# Instructions to follow
Rewrite the items from the start through the line containing "The roller 10 is at (357, 403).", replacing "sheet-like" with "sheet-shaped" and changing nothing else. Omit the pictures from your answer.

/---

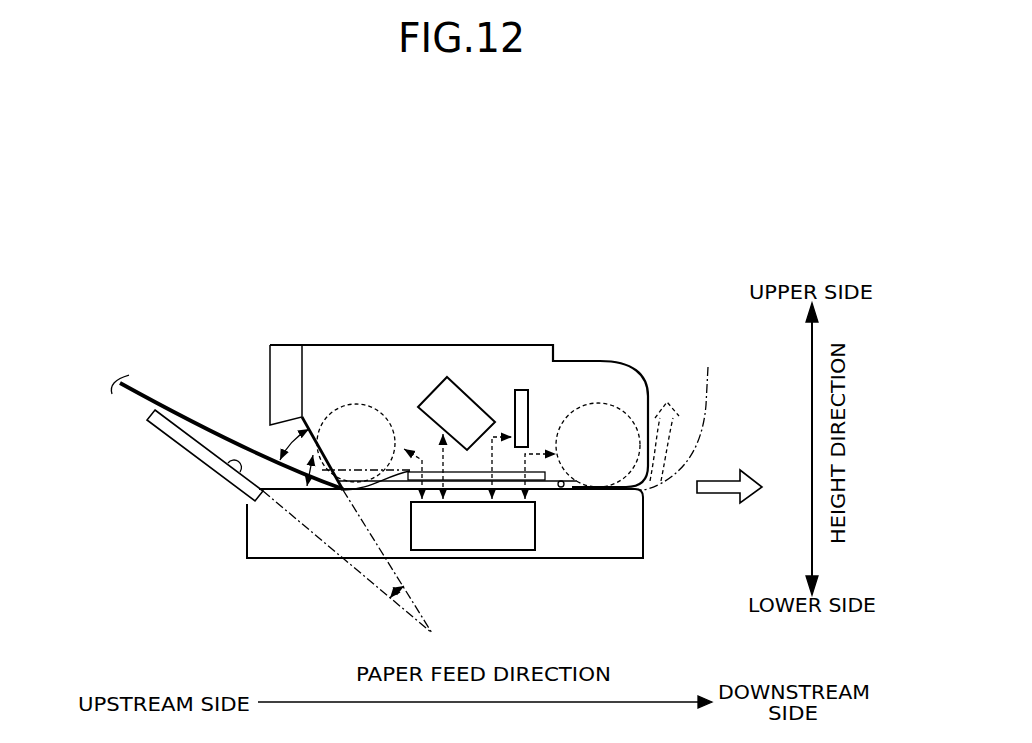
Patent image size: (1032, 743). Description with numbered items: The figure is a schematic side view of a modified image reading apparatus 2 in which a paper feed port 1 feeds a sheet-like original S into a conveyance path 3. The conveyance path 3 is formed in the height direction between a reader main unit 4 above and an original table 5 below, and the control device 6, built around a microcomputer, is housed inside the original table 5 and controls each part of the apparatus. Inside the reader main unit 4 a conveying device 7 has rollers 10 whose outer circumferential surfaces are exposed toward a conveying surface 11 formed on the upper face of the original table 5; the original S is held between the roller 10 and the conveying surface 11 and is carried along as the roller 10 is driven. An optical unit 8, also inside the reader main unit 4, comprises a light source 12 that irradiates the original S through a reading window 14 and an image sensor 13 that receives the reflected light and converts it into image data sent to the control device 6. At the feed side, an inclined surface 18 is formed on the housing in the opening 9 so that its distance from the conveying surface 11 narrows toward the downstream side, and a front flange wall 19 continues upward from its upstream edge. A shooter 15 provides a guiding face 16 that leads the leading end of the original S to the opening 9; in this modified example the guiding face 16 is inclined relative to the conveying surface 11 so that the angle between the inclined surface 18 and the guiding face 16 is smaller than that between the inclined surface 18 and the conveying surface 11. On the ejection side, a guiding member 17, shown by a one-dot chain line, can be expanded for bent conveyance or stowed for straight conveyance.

The paper feed port 1 is at (252, 438).
The image reading apparatus 2 is at (318, 178).
The conveyance path 3 is at (347, 513).
The reader main unit 4 is at (604, 361).
The original table 5 is at (648, 535).
The control device 6 is at (474, 551).
The conveying device 7 is at (478, 315).
The optical unit 8 is at (473, 361).
The opening 9 is at (299, 486).
The roller 10 is at (357, 403).
The conveying surface 11 is at (563, 489).
The light source 12 is at (480, 403).
The image sensor 13 is at (516, 391).
The reading window 14 is at (405, 478).
The shooter 15 is at (188, 458).
The guiding face 16 is at (237, 486).
The guiding member 17 is at (707, 387).
The inclined surface 18 is at (291, 450).
The front flange wall 19 is at (298, 363).
The original S is at (126, 398).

\---

# Answer to this exercise
Patent image size: (1032, 743). Description with numbered items: The figure is a schematic side view of a modified image reading apparatus 2 in which a paper feed port 1 feeds a sheet-shaped original S into a conveyance path 3. The conveyance path 3 is formed in the height direction between a reader main unit 4 above and an original table 5 below, and the control device 6, built around a microcomputer, is housed inside the original table 5 and controls each part of the apparatus. Inside the reader main unit 4 a conveying device 7 has rollers 10 whose outer circumferential surfaces are exposed toward a conveying surface 11 formed on the upper face of the original table 5; the original S is held between the roller 10 and the conveying surface 11 and is carried along as the roller 10 is driven. An optical unit 8, also inside the reader main unit 4, comprises a light source 12 that irradiates the original S through a reading window 14 and an image sensor 13 that receives the reflected light and converts it into image data sent to the control device 6. At the feed side, an inclined surface 18 is formed on the housing in the opening 9 so that its distance from the conveying surface 11 narrows toward the downstream side, and a front flange wall 19 continues upward from its upstream edge. A shooter 15 provides a guiding face 16 that leads the leading end of the original S to the opening 9; in this modified example the guiding face 16 is inclined relative to the conveying surface 11 so that the angle between the inclined surface 18 and the guiding face 16 is smaller than that between the inclined surface 18 and the conveying surface 11. On the ejection side, a guiding member 17, shown by a one-dot chain line, can be expanded for bent conveyance or stowed for straight conveyance.

The paper feed port 1 is at (252, 438).
The image reading apparatus 2 is at (318, 178).
The conveyance path 3 is at (347, 513).
The reader main unit 4 is at (604, 361).
The original table 5 is at (648, 535).
The control device 6 is at (474, 551).
The conveying device 7 is at (478, 315).
The optical unit 8 is at (473, 361).
The opening 9 is at (299, 486).
The roller 10 is at (357, 403).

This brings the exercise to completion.